== Records for the exercise ==
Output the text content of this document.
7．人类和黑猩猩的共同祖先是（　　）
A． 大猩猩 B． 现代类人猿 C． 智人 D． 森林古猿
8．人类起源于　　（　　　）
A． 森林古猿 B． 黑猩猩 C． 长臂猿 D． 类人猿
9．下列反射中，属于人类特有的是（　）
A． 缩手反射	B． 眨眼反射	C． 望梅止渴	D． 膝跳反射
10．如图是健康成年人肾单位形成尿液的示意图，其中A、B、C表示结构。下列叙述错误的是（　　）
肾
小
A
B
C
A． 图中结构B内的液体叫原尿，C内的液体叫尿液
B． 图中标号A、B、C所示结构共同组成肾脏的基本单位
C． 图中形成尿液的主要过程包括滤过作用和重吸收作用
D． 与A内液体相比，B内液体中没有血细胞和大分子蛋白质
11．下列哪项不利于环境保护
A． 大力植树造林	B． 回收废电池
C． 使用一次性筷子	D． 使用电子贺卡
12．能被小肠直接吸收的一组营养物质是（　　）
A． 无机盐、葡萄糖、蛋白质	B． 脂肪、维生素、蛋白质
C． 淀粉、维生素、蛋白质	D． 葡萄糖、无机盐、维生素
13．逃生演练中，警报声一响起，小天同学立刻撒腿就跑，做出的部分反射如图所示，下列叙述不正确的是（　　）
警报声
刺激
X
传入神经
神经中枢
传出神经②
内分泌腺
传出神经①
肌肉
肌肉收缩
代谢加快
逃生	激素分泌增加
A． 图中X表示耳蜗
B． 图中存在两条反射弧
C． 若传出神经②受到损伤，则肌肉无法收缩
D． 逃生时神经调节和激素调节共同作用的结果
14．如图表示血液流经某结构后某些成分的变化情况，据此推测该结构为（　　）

---

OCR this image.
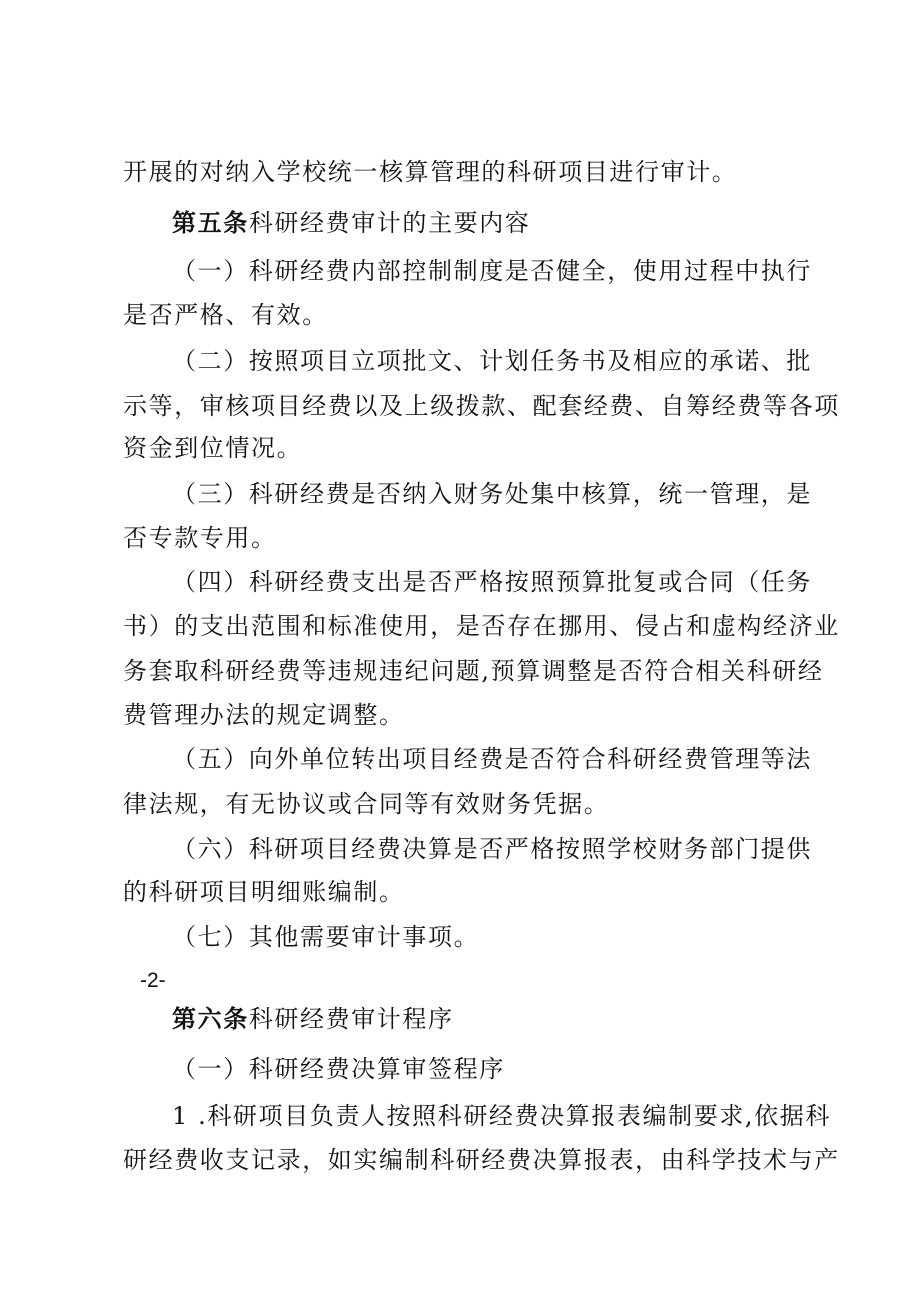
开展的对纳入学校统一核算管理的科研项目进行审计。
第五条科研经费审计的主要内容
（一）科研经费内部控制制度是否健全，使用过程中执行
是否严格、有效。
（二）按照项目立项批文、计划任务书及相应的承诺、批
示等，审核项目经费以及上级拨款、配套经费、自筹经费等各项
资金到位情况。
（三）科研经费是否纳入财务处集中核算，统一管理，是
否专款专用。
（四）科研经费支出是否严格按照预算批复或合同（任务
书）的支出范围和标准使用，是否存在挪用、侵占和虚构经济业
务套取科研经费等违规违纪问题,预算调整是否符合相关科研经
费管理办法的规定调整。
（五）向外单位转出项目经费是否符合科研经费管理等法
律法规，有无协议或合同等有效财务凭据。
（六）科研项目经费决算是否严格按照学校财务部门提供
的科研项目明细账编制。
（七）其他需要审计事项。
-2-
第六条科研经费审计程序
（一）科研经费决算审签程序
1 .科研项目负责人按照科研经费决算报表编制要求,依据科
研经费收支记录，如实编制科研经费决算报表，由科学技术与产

==

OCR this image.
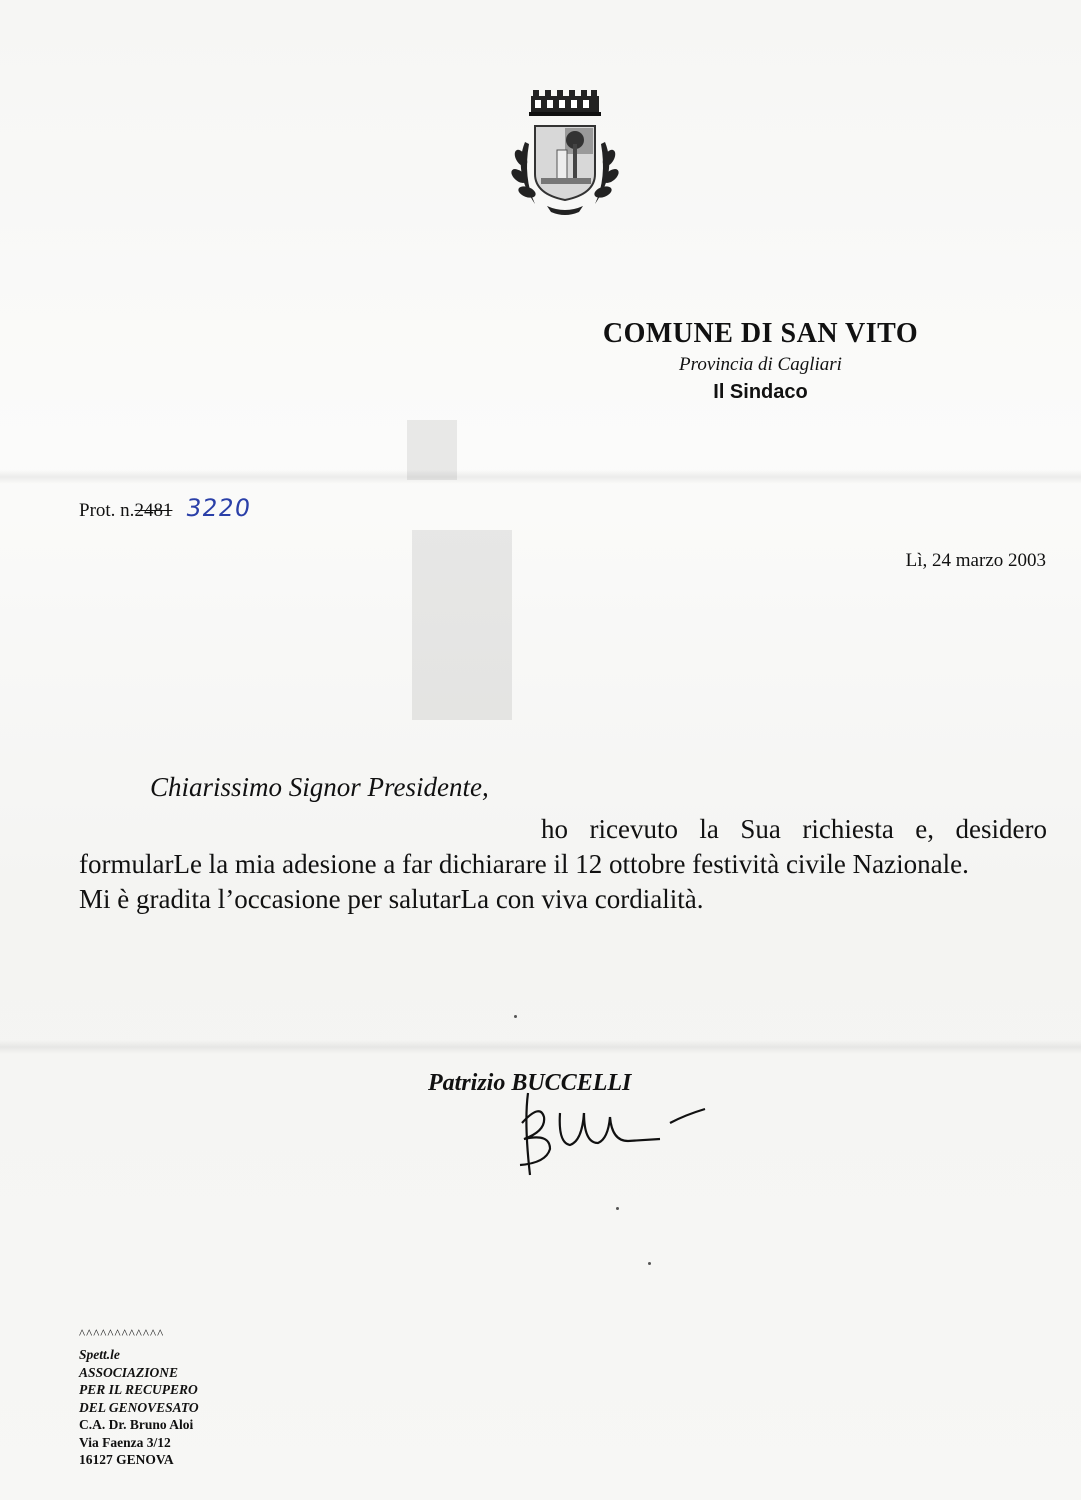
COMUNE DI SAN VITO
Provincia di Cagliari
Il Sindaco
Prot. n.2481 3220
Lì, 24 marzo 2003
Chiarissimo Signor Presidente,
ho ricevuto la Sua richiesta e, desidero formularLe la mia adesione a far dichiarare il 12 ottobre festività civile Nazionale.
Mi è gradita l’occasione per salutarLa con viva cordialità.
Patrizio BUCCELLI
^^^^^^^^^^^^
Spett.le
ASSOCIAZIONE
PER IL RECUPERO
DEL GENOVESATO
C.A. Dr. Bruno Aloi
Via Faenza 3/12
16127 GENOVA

== What is needed ==
Using the material above, report each line where "森林古猿" occurs.

== Solution to this problem ==
A． 大猩猩 B． 现代类人猿 C． 智人 D． 森林古猿
A． 森林古猿 B． 黑猩猩 C． 长臂猿 D． 类人猿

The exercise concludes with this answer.